- [Work to complete]
Scan the listing below and copy every line holding "nitrogen".

(Stored items)
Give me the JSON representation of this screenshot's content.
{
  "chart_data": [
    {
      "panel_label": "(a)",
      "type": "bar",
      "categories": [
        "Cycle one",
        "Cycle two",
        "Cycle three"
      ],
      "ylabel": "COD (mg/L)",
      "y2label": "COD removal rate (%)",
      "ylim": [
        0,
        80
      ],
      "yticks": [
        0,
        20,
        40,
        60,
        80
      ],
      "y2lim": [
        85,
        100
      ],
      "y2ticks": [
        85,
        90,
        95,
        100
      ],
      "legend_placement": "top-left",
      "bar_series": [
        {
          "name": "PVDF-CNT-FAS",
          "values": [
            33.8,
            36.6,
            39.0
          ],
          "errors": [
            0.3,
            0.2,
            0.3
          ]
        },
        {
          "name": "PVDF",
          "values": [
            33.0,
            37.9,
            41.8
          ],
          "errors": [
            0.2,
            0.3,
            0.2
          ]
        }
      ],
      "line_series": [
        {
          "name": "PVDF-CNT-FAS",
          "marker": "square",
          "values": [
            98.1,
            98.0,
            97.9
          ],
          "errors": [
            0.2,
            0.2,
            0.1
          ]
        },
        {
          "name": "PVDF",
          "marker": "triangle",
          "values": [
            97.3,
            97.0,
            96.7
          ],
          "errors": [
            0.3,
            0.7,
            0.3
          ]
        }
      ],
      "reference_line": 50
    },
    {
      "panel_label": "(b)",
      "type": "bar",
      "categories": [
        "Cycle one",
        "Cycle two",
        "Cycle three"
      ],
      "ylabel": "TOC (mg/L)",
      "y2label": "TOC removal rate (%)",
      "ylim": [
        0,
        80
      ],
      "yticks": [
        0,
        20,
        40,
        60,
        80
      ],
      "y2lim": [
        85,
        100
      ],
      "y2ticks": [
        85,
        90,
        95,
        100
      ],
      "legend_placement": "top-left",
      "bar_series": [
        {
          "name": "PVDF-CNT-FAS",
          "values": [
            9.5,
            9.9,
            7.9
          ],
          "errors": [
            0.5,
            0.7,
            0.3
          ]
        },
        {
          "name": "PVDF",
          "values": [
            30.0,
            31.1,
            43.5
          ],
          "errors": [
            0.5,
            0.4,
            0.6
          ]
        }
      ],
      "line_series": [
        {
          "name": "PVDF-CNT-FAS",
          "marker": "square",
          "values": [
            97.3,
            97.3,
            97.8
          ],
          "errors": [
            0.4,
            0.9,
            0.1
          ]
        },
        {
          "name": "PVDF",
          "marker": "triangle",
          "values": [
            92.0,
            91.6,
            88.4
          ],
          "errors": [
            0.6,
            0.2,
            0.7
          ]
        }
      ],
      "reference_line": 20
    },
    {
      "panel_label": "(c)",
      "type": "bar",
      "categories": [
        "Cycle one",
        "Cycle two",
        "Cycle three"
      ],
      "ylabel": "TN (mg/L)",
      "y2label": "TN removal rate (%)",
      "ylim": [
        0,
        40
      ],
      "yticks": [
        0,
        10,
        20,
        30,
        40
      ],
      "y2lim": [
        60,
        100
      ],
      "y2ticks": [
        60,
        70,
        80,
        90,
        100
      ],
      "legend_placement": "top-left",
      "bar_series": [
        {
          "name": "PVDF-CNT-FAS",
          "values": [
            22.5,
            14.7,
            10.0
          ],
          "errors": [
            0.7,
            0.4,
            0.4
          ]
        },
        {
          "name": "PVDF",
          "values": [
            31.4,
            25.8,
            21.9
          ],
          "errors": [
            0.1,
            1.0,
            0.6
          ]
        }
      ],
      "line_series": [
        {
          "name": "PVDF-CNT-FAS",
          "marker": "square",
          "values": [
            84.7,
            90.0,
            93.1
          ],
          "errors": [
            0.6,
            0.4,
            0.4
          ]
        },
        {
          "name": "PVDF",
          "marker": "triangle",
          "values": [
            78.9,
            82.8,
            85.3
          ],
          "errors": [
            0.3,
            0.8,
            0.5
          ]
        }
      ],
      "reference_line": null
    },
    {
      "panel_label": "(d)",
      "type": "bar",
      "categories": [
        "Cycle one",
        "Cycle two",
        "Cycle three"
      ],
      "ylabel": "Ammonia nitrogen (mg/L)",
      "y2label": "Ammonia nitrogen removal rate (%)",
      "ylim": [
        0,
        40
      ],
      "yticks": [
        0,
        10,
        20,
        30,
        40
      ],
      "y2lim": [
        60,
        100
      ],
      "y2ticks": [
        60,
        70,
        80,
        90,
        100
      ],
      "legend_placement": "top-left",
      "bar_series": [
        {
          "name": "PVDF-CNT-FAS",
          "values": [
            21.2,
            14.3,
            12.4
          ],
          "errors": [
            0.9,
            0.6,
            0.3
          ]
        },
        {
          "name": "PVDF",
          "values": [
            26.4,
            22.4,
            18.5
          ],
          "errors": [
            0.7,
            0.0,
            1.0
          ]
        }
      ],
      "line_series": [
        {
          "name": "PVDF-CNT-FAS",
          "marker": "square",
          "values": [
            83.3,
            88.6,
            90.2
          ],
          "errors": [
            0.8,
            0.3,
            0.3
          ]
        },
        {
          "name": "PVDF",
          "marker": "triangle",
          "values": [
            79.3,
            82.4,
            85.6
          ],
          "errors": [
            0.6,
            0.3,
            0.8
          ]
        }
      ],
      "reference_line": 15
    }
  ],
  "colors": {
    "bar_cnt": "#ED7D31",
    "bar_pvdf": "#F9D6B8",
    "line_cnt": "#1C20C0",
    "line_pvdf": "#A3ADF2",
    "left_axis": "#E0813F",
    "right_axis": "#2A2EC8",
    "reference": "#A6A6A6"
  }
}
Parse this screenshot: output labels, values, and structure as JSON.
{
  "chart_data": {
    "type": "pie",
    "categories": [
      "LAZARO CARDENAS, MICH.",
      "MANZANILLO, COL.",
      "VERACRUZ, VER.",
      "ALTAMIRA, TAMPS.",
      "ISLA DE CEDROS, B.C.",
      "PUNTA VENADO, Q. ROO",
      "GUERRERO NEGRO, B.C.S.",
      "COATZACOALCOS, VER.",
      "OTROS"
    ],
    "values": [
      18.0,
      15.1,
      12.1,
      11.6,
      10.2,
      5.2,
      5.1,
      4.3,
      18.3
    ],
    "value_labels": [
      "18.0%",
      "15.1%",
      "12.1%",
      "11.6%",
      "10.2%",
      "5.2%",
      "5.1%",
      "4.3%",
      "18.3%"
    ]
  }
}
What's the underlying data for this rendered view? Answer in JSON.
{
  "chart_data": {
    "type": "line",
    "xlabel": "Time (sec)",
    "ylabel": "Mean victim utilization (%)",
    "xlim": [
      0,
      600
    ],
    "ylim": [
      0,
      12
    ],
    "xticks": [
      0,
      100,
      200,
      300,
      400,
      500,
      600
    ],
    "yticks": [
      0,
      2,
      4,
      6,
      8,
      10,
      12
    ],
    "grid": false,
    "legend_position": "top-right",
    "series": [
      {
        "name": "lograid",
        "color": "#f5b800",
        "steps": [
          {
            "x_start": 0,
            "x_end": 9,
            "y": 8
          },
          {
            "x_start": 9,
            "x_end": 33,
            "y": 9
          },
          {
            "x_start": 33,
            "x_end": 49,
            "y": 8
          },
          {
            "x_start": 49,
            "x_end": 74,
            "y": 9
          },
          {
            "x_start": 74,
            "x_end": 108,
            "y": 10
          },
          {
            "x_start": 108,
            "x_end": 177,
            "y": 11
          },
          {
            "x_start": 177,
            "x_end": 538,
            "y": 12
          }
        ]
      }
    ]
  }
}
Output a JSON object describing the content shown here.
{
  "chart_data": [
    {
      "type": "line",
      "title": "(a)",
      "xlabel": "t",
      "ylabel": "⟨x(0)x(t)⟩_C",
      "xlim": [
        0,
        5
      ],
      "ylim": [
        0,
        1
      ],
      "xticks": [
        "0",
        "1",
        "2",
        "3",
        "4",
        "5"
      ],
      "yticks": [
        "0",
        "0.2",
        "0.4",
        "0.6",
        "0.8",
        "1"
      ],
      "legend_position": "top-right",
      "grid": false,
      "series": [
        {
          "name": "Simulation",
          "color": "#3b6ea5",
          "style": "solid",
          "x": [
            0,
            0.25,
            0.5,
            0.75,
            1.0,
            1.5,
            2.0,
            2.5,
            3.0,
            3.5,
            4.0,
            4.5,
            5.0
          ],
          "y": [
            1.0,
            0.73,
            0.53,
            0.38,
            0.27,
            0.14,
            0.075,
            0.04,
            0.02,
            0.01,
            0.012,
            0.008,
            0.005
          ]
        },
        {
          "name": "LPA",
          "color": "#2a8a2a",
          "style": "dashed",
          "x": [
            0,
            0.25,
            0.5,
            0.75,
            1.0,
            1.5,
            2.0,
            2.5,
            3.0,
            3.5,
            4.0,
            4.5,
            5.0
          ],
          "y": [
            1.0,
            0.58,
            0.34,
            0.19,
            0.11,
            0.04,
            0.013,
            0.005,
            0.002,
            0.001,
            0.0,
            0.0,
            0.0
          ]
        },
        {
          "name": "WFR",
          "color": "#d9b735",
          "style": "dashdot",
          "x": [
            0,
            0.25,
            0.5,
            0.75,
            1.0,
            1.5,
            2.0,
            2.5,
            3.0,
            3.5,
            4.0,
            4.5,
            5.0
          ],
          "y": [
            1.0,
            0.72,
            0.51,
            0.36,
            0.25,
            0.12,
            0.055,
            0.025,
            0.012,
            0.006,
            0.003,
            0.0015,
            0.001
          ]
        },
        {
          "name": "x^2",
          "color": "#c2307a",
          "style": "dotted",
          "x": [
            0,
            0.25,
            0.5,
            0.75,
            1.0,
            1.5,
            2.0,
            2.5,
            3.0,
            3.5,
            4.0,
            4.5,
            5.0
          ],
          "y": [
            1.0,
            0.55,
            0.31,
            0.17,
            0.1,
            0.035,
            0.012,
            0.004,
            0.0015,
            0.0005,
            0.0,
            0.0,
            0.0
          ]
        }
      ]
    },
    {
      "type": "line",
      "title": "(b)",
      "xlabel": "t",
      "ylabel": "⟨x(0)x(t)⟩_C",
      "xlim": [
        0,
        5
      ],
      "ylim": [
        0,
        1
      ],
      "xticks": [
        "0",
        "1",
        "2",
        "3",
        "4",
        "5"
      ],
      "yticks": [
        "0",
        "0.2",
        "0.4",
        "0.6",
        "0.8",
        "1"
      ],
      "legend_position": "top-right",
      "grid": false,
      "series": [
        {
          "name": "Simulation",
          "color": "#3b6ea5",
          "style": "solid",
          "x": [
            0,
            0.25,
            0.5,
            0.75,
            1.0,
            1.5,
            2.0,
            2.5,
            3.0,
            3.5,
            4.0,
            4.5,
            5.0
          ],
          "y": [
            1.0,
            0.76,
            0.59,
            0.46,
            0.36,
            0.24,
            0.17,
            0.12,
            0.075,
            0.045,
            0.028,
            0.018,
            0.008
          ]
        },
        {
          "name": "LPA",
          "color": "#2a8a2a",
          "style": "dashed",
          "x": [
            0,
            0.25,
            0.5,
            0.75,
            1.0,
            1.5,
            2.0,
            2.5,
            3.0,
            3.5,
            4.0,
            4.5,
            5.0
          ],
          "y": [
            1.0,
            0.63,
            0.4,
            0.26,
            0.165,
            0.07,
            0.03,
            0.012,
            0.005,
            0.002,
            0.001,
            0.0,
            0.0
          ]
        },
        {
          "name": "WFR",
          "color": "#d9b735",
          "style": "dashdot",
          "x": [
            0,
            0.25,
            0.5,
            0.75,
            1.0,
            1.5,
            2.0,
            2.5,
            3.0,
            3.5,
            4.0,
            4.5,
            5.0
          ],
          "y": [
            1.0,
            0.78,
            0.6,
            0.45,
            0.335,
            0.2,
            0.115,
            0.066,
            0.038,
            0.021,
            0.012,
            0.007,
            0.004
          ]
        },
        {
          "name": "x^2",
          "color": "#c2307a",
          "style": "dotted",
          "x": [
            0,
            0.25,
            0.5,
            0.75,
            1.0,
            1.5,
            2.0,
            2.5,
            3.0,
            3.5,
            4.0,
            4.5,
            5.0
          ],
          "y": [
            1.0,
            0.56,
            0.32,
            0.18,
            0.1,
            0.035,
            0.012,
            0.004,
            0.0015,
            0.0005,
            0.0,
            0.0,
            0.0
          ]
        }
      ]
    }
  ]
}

- [Response for this exercise]
      "ylabel": "Ammonia nitrogen (mg/L)",
      "y2label": "Ammonia nitrogen removal rate (%)",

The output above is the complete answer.